— start —

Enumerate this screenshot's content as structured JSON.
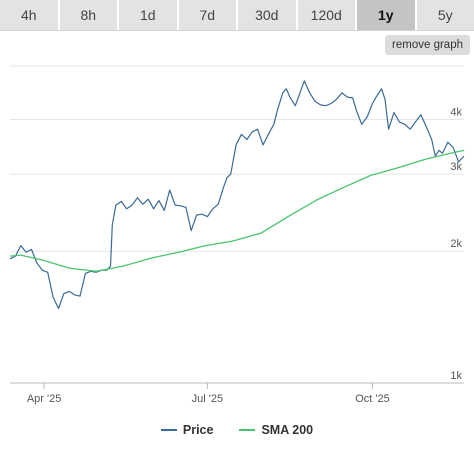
{
  "tabs": [
    {
      "label": "4h",
      "active": false
    },
    {
      "label": "8h",
      "active": false
    },
    {
      "label": "1d",
      "active": false
    },
    {
      "label": "7d",
      "active": false
    },
    {
      "label": "30d",
      "active": false
    },
    {
      "label": "120d",
      "active": false
    },
    {
      "label": "1y",
      "active": true
    },
    {
      "label": "5y",
      "active": false
    }
  ],
  "remove_graph_label": "remove graph",
  "chart_data": {
    "type": "line",
    "x_range": [
      "2025-03-13",
      "2025-11-21"
    ],
    "x_ticks": [
      {
        "date": "2025-04-01",
        "label": "Apr '25"
      },
      {
        "date": "2025-07-01",
        "label": "Jul '25"
      },
      {
        "date": "2025-10-01",
        "label": "Oct '25"
      }
    ],
    "y_axis": {
      "scale": "log",
      "range": [
        1000,
        5300
      ]
    },
    "y_ticks": [
      {
        "value": 1000,
        "label": "1k"
      },
      {
        "value": 2000,
        "label": "2k"
      },
      {
        "value": 3000,
        "label": "3k"
      },
      {
        "value": 4000,
        "label": "4k"
      }
    ],
    "grid": true,
    "legend_position": "bottom",
    "series": [
      {
        "name": "Price",
        "color": "#3b6a96",
        "points": [
          [
            "2025-03-13",
            1920
          ],
          [
            "2025-03-16",
            1950
          ],
          [
            "2025-03-19",
            2060
          ],
          [
            "2025-03-22",
            1990
          ],
          [
            "2025-03-25",
            2020
          ],
          [
            "2025-03-28",
            1880
          ],
          [
            "2025-03-31",
            1810
          ],
          [
            "2025-04-03",
            1790
          ],
          [
            "2025-04-06",
            1570
          ],
          [
            "2025-04-09",
            1480
          ],
          [
            "2025-04-12",
            1600
          ],
          [
            "2025-04-15",
            1620
          ],
          [
            "2025-04-18",
            1590
          ],
          [
            "2025-04-21",
            1580
          ],
          [
            "2025-04-24",
            1780
          ],
          [
            "2025-04-27",
            1800
          ],
          [
            "2025-04-30",
            1790
          ],
          [
            "2025-05-03",
            1810
          ],
          [
            "2025-05-06",
            1810
          ],
          [
            "2025-05-08",
            1850
          ],
          [
            "2025-05-09",
            2300
          ],
          [
            "2025-05-11",
            2550
          ],
          [
            "2025-05-14",
            2600
          ],
          [
            "2025-05-17",
            2500
          ],
          [
            "2025-05-20",
            2550
          ],
          [
            "2025-05-23",
            2650
          ],
          [
            "2025-05-26",
            2560
          ],
          [
            "2025-05-29",
            2630
          ],
          [
            "2025-06-01",
            2500
          ],
          [
            "2025-06-04",
            2610
          ],
          [
            "2025-06-07",
            2480
          ],
          [
            "2025-06-10",
            2760
          ],
          [
            "2025-06-13",
            2550
          ],
          [
            "2025-06-16",
            2540
          ],
          [
            "2025-06-19",
            2520
          ],
          [
            "2025-06-22",
            2230
          ],
          [
            "2025-06-25",
            2420
          ],
          [
            "2025-06-28",
            2430
          ],
          [
            "2025-07-01",
            2400
          ],
          [
            "2025-07-04",
            2500
          ],
          [
            "2025-07-07",
            2560
          ],
          [
            "2025-07-10",
            2800
          ],
          [
            "2025-07-12",
            2950
          ],
          [
            "2025-07-14",
            3000
          ],
          [
            "2025-07-17",
            3500
          ],
          [
            "2025-07-20",
            3700
          ],
          [
            "2025-07-23",
            3600
          ],
          [
            "2025-07-26",
            3750
          ],
          [
            "2025-07-29",
            3800
          ],
          [
            "2025-08-01",
            3500
          ],
          [
            "2025-08-04",
            3700
          ],
          [
            "2025-08-07",
            3900
          ],
          [
            "2025-08-09",
            4200
          ],
          [
            "2025-08-12",
            4600
          ],
          [
            "2025-08-14",
            4700
          ],
          [
            "2025-08-16",
            4500
          ],
          [
            "2025-08-19",
            4300
          ],
          [
            "2025-08-22",
            4650
          ],
          [
            "2025-08-24",
            4900
          ],
          [
            "2025-08-27",
            4600
          ],
          [
            "2025-08-30",
            4400
          ],
          [
            "2025-09-02",
            4320
          ],
          [
            "2025-09-05",
            4300
          ],
          [
            "2025-09-08",
            4350
          ],
          [
            "2025-09-11",
            4450
          ],
          [
            "2025-09-14",
            4600
          ],
          [
            "2025-09-17",
            4500
          ],
          [
            "2025-09-20",
            4480
          ],
          [
            "2025-09-22",
            4200
          ],
          [
            "2025-09-25",
            3900
          ],
          [
            "2025-09-28",
            4050
          ],
          [
            "2025-10-01",
            4350
          ],
          [
            "2025-10-03",
            4500
          ],
          [
            "2025-10-06",
            4700
          ],
          [
            "2025-10-08",
            4450
          ],
          [
            "2025-10-10",
            3800
          ],
          [
            "2025-10-13",
            4150
          ],
          [
            "2025-10-16",
            3950
          ],
          [
            "2025-10-19",
            3900
          ],
          [
            "2025-10-22",
            3800
          ],
          [
            "2025-10-25",
            3950
          ],
          [
            "2025-10-28",
            4100
          ],
          [
            "2025-10-31",
            3850
          ],
          [
            "2025-11-03",
            3600
          ],
          [
            "2025-11-05",
            3300
          ],
          [
            "2025-11-07",
            3400
          ],
          [
            "2025-11-09",
            3350
          ],
          [
            "2025-11-12",
            3550
          ],
          [
            "2025-11-15",
            3450
          ],
          [
            "2025-11-18",
            3200
          ],
          [
            "2025-11-21",
            3300
          ]
        ]
      },
      {
        "name": "SMA 200",
        "color": "#49c46f",
        "points": [
          [
            "2025-03-13",
            1950
          ],
          [
            "2025-03-19",
            1960
          ],
          [
            "2025-03-31",
            1910
          ],
          [
            "2025-04-15",
            1830
          ],
          [
            "2025-04-30",
            1800
          ],
          [
            "2025-05-15",
            1850
          ],
          [
            "2025-05-31",
            1930
          ],
          [
            "2025-06-15",
            1990
          ],
          [
            "2025-06-30",
            2060
          ],
          [
            "2025-07-15",
            2110
          ],
          [
            "2025-07-31",
            2200
          ],
          [
            "2025-08-15",
            2400
          ],
          [
            "2025-08-31",
            2620
          ],
          [
            "2025-09-15",
            2800
          ],
          [
            "2025-09-30",
            2980
          ],
          [
            "2025-10-15",
            3100
          ],
          [
            "2025-10-31",
            3250
          ],
          [
            "2025-11-15",
            3360
          ],
          [
            "2025-11-21",
            3400
          ]
        ]
      }
    ]
  }
}
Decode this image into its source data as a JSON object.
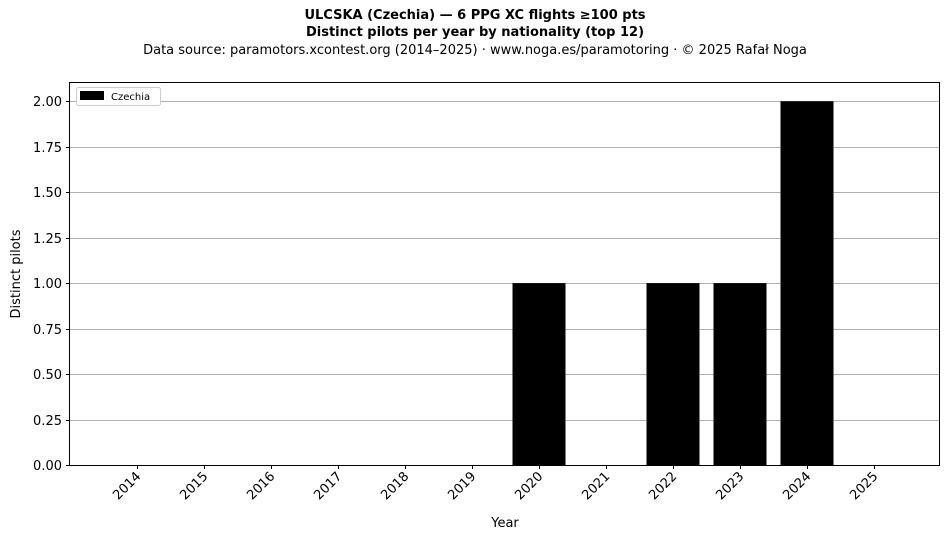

— end —

» **Challenge**
Ignore the images and quote every line of the listing exactly.

» **Response for this exercise**
Enumerate this screenshot's content as structured JSON.
{
  "tabs": [
    {
      "label": "4h",
      "active": false
    },
    {
      "label": "8h",
      "active": false
    },
    {
      "label": "1d",
      "active": false
    },
    {
      "label": "7d",
      "active": false
    },
    {
      "label": "30d",
      "active": false
    },
    {
      "label": "120d",
      "active": false
    },
    {
      "label": "1y",
      "active": true
    },
    {
      "label": "5y",
      "active": false
    }
  ],
  "remove_graph_label": "remove graph",
  "chart_data": {
    "type": "line",
    "x_range": [
      "2025-03-13",
      "2025-11-21"
    ],
    "x_ticks": [
      {
        "date": "2025-04-01",
        "label": "Apr '25"
      },
      {
        "date": "2025-07-01",
        "label": "Jul '25"
      },
      {
        "date": "2025-10-01",
        "label": "Oct '25"
      }
    ],
    "y_axis": {
      "scale": "log",
      "range": [
        1000,
        5300
      ]
    },
    "y_ticks": [
      {
        "value": 1000,
        "label": "1k"
      },
      {
        "value": 2000,
        "label": "2k"
      },
      {
        "value": 3000,
        "label": "3k"
      },
      {
        "value": 4000,
        "label": "4k"
      }
    ],
    "grid": true,
    "legend_position": "bottom",
    "series": [
      {
        "name": "Price",
        "color": "#3b6a96",
        "points": [
          [
            "2025-03-13",
            1920
          ],
          [
            "2025-03-16",
            1950
          ],
          [
            "2025-03-19",
            2060
          ],
          [
            "2025-03-22",
            1990
          ],
          [
            "2025-03-25",
            2020
          ],
          [
            "2025-03-28",
            1880
          ],
          [
            "2025-03-31",
            1810
          ],
          [
            "2025-04-03",
            1790
          ],
          [
            "2025-04-06",
            1570
          ],
          [
            "2025-04-09",
            1480
          ],
          [
            "2025-04-12",
            1600
          ],
          [
            "2025-04-15",
            1620
          ],
          [
            "2025-04-18",
            1590
          ],
          [
            "2025-04-21",
            1580
          ],
          [
            "2025-04-24",
            1780
          ],
          [
            "2025-04-27",
            1800
          ],
          [
            "2025-04-30",
            1790
          ],
          [
            "2025-05-03",
            1810
          ],
          [
            "2025-05-06",
            1810
          ],
          [
            "2025-05-08",
            1850
          ],
          [
            "2025-05-09",
            2300
          ],
          [
            "2025-05-11",
            2550
          ],
          [
            "2025-05-14",
            2600
          ],
          [
            "2025-05-17",
            2500
          ],
          [
            "2025-05-20",
            2550
          ],
          [
            "2025-05-23",
            2650
          ],
          [
            "2025-05-26",
            2560
          ],
          [
            "2025-05-29",
            2630
          ],
          [
            "2025-06-01",
            2500
          ],
          [
            "2025-06-04",
            2610
          ],
          [
            "2025-06-07",
            2480
          ],
          [
            "2025-06-10",
            2760
          ],
          [
            "2025-06-13",
            2550
          ],
          [
            "2025-06-16",
            2540
          ],
          [
            "2025-06-19",
            2520
          ],
          [
            "2025-06-22",
            2230
          ],
          [
            "2025-06-25",
            2420
          ],
          [
            "2025-06-28",
            2430
          ],
          [
            "2025-07-01",
            2400
          ],
          [
            "2025-07-04",
            2500
          ],
          [
            "2025-07-07",
            2560
          ],
          [
            "2025-07-10",
            2800
          ],
          [
            "2025-07-12",
            2950
          ],
          [
            "2025-07-14",
            3000
          ],
          [
            "2025-07-17",
            3500
          ],
          [
            "2025-07-20",
            3700
          ],
          [
            "2025-07-23",
            3600
          ],
          [
            "2025-07-26",
            3750
          ],
          [
            "2025-07-29",
            3800
          ],
          [
            "2025-08-01",
            3500
          ],
          [
            "2025-08-04",
            3700
          ],
          [
            "2025-08-07",
            3900
          ],
          [
            "2025-08-09",
            4200
          ],
          [
            "2025-08-12",
            4600
          ],
          [
            "2025-08-14",
            4700
          ],
          [
            "2025-08-16",
            4500
          ],
          [
            "2025-08-19",
            4300
          ],
          [
            "2025-08-22",
            4650
          ],
          [
            "2025-08-24",
            4900
          ],
          [
            "2025-08-27",
            4600
          ],
          [
            "2025-08-30",
            4400
          ],
          [
            "2025-09-02",
            4320
          ],
          [
            "2025-09-05",
            4300
          ],
          [
            "2025-09-08",
            4350
          ],
          [
            "2025-09-11",
            4450
          ],
          [
            "2025-09-14",
            4600
          ],
          [
            "2025-09-17",
            4500
          ],
          [
            "2025-09-20",
            4480
          ],
          [
            "2025-09-22",
            4200
          ],
          [
            "2025-09-25",
            3900
          ],
          [
            "2025-09-28",
            4050
          ],
          [
            "2025-10-01",
            4350
          ],
          [
            "2025-10-03",
            4500
          ],
          [
            "2025-10-06",
            4700
          ],
          [
            "2025-10-08",
            4450
          ],
          [
            "2025-10-10",
            3800
          ],
          [
            "2025-10-13",
            4150
          ],
          [
            "2025-10-16",
            3950
          ],
          [
            "2025-10-19",
            3900
          ],
          [
            "2025-10-22",
            3800
          ],
          [
            "2025-10-25",
            3950
          ],
          [
            "2025-10-28",
            4100
          ],
          [
            "2025-10-31",
            3850
          ],
          [
            "2025-11-03",
            3600
          ],
          [
            "2025-11-05",
            3300
          ],
          [
            "2025-11-07",
            3400
          ],
          [
            "2025-11-09",
            3350
          ],
          [
            "2025-11-12",
            3550
          ],
          [
            "2025-11-15",
            3450
          ],
          [
            "2025-11-18",
            3200
          ],
          [
            "2025-11-21",
            3300
          ]
        ]
      },
      {
        "name": "SMA 200",
        "color": "#49c46f",
        "points": [
          [
            "2025-03-13",
            1950
          ],
          [
            "2025-03-19",
            1960
          ],
          [
            "2025-03-31",
            1910
          ],
          [
            "2025-04-15",
            1830
          ],
          [
            "2025-04-30",
            1800
          ],
          [
            "2025-05-15",
            1850
          ],
          [
            "2025-05-31",
            1930
          ],
          [
            "2025-06-15",
            1990
          ],
          [
            "2025-06-30",
            2060
          ],
          [
            "2025-07-15",
            2110
          ],
          [
            "2025-07-31",
            2200
          ],
          [
            "2025-08-15",
            2400
          ],
          [
            "2025-08-31",
            2620
          ],
          [
            "2025-09-15",
            2800
          ],
          [
            "2025-09-30",
            2980
          ],
          [
            "2025-10-15",
            3100
          ],
          [
            "2025-10-31",
            3250
          ],
          [
            "2025-11-15",
            3360
          ],
          [
            "2025-11-21",
            3400
          ]
        ]
      }
    ]
  }
}
Decode this image into its source data as a JSON object.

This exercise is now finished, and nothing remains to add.